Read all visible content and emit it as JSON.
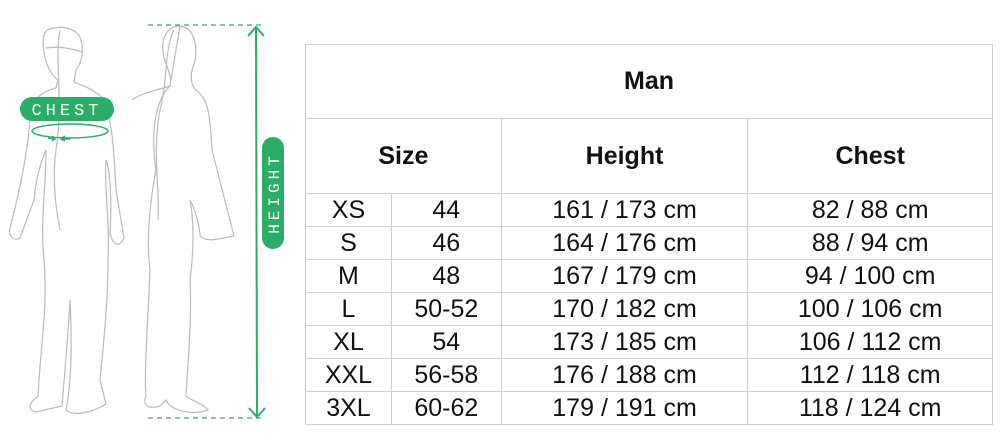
{
  "illustration": {
    "chest_label": "CHEST",
    "height_label": "HEIGHT",
    "accent_color": "#2aae67"
  },
  "table": {
    "title": "Man",
    "headers": {
      "size": "Size",
      "height": "Height",
      "chest": "Chest"
    },
    "rows": [
      {
        "size": "XS",
        "eu": "44",
        "height": "161 / 173 cm",
        "chest": "82 / 88 cm"
      },
      {
        "size": "S",
        "eu": "46",
        "height": "164 / 176 cm",
        "chest": "88 / 94 cm"
      },
      {
        "size": "M",
        "eu": "48",
        "height": "167 / 179 cm",
        "chest": "94 / 100 cm"
      },
      {
        "size": "L",
        "eu": "50-52",
        "height": "170 / 182 cm",
        "chest": "100 / 106 cm"
      },
      {
        "size": "XL",
        "eu": "54",
        "height": "173 / 185 cm",
        "chest": "106 / 112 cm"
      },
      {
        "size": "XXL",
        "eu": "56-58",
        "height": "176 / 188 cm",
        "chest": "112 / 118 cm"
      },
      {
        "size": "3XL",
        "eu": "60-62",
        "height": "179 / 191 cm",
        "chest": "118 / 124 cm"
      }
    ]
  }
}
--- --- ---
TASK BRIEF — Every record above must be given again exactly; drop the pictures.

FULL RESPONSE —
Read all visible content and emit it as JSON.
{
  "illustration": {
    "chest_label": "CHEST",
    "height_label": "HEIGHT",
    "accent_color": "#2aae67"
  },
  "table": {
    "title": "Man",
    "headers": {
      "size": "Size",
      "height": "Height",
      "chest": "Chest"
    },
    "rows": [
      {
        "size": "XS",
        "eu": "44",
        "height": "161 / 173 cm",
        "chest": "82 / 88 cm"
      },
      {
        "size": "S",
        "eu": "46",
        "height": "164 / 176 cm",
        "chest": "88 / 94 cm"
      },
      {
        "size": "M",
        "eu": "48",
        "height": "167 / 179 cm",
        "chest": "94 / 100 cm"
      },
      {
        "size": "L",
        "eu": "50-52",
        "height": "170 / 182 cm",
        "chest": "100 / 106 cm"
      },
      {
        "size": "XL",
        "eu": "54",
        "height": "173 / 185 cm",
        "chest": "106 / 112 cm"
      },
      {
        "size": "XXL",
        "eu": "56-58",
        "height": "176 / 188 cm",
        "chest": "112 / 118 cm"
      },
      {
        "size": "3XL",
        "eu": "60-62",
        "height": "179 / 191 cm",
        "chest": "118 / 124 cm"
      }
    ]
  }
}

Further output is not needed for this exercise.